Written request »
Every line with the string "废弃物收集情况" should be gathered.

Data entries

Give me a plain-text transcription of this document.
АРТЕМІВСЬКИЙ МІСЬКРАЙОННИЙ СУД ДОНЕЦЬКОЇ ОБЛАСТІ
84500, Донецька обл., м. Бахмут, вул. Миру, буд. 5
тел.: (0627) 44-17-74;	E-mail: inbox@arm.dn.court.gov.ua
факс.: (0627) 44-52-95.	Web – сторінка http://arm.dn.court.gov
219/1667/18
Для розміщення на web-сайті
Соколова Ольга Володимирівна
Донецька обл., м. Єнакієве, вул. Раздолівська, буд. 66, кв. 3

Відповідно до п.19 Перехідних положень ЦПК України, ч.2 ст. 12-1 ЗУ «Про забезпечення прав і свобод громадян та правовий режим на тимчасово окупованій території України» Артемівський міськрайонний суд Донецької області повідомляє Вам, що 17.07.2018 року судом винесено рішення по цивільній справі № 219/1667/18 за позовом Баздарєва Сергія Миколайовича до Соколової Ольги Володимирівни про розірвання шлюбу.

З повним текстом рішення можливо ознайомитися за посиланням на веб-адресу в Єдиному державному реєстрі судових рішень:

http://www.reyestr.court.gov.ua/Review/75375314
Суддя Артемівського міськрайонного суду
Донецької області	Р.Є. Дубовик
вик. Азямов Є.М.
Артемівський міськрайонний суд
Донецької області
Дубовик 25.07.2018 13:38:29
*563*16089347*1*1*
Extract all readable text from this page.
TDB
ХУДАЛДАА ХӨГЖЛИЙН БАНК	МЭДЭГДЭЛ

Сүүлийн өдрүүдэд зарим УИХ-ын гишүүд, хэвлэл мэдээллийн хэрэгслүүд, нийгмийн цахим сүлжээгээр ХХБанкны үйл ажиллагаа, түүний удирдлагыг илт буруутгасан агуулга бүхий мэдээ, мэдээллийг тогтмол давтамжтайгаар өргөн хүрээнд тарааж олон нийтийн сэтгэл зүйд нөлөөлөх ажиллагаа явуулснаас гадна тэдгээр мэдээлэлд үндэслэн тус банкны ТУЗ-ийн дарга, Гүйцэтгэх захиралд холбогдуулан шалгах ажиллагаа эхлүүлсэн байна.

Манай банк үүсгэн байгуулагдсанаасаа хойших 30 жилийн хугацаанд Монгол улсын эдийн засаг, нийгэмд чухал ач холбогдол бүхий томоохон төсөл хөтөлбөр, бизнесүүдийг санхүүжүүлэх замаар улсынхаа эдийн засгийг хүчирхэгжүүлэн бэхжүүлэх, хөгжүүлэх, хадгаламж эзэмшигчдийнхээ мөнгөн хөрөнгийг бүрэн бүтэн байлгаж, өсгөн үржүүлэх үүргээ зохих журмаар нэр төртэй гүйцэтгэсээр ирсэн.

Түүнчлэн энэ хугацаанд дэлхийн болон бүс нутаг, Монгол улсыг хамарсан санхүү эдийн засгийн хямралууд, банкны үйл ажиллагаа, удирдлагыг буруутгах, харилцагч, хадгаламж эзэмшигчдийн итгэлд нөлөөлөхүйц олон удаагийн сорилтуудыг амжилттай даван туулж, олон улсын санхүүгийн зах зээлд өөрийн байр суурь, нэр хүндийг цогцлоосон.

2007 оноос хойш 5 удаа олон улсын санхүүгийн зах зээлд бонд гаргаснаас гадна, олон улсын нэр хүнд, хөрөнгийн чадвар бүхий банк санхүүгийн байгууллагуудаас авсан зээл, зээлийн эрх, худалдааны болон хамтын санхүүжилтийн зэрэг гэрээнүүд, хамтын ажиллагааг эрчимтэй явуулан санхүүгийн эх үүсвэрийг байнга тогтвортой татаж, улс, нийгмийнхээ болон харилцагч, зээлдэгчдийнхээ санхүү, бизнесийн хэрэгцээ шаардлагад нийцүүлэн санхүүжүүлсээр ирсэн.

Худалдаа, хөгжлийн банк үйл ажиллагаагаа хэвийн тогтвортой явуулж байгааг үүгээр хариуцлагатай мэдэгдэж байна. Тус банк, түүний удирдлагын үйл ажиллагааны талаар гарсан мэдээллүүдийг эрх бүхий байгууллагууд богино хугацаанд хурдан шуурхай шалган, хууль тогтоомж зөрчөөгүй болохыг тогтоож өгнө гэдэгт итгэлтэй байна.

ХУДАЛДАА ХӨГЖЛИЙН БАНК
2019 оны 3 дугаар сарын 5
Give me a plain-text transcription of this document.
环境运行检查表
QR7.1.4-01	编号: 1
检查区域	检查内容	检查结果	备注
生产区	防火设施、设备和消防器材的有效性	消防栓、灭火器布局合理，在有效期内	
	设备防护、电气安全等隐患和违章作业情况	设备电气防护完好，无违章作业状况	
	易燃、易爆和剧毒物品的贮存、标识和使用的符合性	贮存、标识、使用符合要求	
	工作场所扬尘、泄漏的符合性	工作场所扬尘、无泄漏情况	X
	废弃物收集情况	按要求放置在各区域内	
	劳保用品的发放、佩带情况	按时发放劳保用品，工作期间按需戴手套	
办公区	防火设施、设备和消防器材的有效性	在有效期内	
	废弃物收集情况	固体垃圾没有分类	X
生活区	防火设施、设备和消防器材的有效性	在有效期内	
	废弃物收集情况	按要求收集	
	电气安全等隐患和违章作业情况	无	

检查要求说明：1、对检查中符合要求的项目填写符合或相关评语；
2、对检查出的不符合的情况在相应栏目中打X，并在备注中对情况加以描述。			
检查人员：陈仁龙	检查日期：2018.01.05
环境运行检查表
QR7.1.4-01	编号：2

Exercise answer »
	废弃物收集情况	按要求放置在各区域内	
	废弃物收集情况	固体垃圾没有分类	X
	废弃物收集情况	按要求收集	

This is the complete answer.